▸ STATED GOAL
Extract each line bearing the word "JSON".

▸ GIVEN ENTRIES
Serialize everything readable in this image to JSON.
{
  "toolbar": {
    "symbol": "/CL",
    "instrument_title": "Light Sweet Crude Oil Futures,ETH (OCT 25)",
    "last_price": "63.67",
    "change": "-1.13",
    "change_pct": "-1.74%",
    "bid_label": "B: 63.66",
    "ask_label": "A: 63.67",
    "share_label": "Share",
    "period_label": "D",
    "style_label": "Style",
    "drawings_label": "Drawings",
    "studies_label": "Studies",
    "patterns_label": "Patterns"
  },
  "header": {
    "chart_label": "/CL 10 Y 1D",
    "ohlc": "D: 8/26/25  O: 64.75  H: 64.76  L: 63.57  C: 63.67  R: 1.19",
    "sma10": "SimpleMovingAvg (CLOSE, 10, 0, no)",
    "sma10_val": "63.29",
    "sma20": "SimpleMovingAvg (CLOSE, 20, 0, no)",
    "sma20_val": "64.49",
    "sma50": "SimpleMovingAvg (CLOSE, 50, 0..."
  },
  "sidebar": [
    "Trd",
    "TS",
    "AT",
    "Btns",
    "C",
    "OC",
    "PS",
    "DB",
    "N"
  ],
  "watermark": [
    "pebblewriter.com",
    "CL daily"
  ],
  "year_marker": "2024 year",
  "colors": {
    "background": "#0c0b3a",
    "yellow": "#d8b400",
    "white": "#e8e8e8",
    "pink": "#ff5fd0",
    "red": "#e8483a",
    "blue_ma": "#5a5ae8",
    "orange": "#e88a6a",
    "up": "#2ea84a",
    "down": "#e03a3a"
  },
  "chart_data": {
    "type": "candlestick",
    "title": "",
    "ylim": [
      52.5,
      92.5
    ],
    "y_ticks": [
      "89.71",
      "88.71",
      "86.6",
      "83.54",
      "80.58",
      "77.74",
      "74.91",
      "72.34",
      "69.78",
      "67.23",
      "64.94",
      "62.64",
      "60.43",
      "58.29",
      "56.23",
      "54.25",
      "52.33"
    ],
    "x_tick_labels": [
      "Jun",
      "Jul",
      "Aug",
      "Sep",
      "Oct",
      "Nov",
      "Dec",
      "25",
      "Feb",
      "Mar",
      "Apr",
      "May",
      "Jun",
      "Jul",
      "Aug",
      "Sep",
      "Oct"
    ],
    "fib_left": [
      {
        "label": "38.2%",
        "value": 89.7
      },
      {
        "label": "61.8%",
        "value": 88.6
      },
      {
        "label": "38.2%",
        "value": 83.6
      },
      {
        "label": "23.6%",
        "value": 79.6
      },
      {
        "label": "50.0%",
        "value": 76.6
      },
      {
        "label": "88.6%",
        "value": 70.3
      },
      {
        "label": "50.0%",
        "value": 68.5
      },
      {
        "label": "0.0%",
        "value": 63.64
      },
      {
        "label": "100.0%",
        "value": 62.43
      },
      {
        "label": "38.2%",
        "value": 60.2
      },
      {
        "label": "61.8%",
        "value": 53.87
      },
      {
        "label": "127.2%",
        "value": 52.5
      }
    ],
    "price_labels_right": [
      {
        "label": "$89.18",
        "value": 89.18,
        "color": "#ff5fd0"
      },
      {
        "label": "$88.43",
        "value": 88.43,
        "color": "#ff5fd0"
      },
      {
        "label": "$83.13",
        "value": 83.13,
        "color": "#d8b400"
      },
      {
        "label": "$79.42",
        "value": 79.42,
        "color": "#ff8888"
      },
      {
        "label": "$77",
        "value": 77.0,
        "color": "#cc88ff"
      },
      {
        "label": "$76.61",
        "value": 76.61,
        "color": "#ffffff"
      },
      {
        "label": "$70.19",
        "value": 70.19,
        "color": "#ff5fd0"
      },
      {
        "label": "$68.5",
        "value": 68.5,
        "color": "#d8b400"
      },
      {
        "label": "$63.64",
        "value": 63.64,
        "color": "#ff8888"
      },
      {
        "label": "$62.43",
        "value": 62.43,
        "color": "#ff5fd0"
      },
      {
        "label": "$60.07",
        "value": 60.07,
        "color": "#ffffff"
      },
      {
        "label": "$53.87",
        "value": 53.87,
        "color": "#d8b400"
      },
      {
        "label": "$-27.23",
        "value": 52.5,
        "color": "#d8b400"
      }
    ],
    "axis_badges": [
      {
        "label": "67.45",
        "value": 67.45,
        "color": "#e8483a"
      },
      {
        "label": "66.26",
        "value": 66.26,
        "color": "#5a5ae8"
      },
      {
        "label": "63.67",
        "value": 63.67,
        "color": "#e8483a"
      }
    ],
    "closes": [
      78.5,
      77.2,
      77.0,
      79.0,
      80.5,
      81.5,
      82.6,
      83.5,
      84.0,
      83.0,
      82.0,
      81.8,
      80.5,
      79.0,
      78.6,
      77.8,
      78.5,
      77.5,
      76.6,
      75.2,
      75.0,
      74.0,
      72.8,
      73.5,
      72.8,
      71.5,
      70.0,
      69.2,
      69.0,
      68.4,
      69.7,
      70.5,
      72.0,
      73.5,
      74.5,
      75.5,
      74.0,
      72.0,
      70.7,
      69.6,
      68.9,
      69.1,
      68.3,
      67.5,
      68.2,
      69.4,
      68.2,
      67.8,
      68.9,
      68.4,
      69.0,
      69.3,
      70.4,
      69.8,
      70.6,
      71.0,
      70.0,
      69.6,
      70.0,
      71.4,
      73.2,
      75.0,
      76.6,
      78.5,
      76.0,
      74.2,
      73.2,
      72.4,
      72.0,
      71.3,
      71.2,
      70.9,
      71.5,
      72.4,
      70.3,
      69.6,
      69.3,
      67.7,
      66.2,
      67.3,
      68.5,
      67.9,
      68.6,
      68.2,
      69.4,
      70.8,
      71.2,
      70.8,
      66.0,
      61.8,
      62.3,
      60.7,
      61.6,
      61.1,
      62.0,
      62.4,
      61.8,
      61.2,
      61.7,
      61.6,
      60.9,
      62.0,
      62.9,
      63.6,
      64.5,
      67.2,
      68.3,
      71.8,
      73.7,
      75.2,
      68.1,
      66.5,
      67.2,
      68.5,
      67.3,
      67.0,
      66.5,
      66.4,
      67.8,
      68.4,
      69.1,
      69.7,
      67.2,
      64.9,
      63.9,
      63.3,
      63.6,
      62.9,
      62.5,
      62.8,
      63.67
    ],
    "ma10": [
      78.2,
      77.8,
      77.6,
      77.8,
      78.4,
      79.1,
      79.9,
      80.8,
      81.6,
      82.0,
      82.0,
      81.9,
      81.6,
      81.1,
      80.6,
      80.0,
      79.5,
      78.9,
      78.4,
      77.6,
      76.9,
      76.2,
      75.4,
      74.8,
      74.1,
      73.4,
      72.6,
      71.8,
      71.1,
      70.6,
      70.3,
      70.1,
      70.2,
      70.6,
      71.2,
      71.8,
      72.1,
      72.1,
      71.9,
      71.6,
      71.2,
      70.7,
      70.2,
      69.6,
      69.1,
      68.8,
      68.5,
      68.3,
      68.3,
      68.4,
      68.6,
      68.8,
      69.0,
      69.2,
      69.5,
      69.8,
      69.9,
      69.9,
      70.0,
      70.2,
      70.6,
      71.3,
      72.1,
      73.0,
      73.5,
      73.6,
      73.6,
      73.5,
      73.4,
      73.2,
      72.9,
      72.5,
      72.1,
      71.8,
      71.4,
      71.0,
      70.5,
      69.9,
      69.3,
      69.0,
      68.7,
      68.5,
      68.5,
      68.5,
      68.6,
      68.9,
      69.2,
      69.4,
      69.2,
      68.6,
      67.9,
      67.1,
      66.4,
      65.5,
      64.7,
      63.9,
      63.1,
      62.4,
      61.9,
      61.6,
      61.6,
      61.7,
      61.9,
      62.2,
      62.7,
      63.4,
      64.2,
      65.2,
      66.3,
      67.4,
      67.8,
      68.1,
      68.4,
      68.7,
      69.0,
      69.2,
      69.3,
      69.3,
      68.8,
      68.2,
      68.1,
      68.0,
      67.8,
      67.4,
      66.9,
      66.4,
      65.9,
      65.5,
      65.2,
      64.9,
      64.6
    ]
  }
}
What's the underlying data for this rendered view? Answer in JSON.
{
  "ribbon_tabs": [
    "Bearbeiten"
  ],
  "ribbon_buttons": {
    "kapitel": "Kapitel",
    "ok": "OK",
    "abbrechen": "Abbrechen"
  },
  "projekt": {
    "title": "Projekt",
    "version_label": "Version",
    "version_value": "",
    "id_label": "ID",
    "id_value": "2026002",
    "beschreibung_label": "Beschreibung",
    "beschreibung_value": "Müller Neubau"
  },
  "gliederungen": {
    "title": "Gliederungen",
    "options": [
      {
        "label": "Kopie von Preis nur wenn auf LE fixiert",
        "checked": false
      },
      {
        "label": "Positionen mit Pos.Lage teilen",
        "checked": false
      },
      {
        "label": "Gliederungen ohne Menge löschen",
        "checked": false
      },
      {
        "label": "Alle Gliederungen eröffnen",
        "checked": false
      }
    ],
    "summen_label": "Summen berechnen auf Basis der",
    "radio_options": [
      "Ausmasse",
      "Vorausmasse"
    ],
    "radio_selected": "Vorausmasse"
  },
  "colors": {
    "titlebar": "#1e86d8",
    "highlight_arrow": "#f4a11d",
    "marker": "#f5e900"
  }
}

▸ SOLUTION
Serialize everything readable in this image to JSON.
What's the underlying data for this rendered view? Answer in JSON.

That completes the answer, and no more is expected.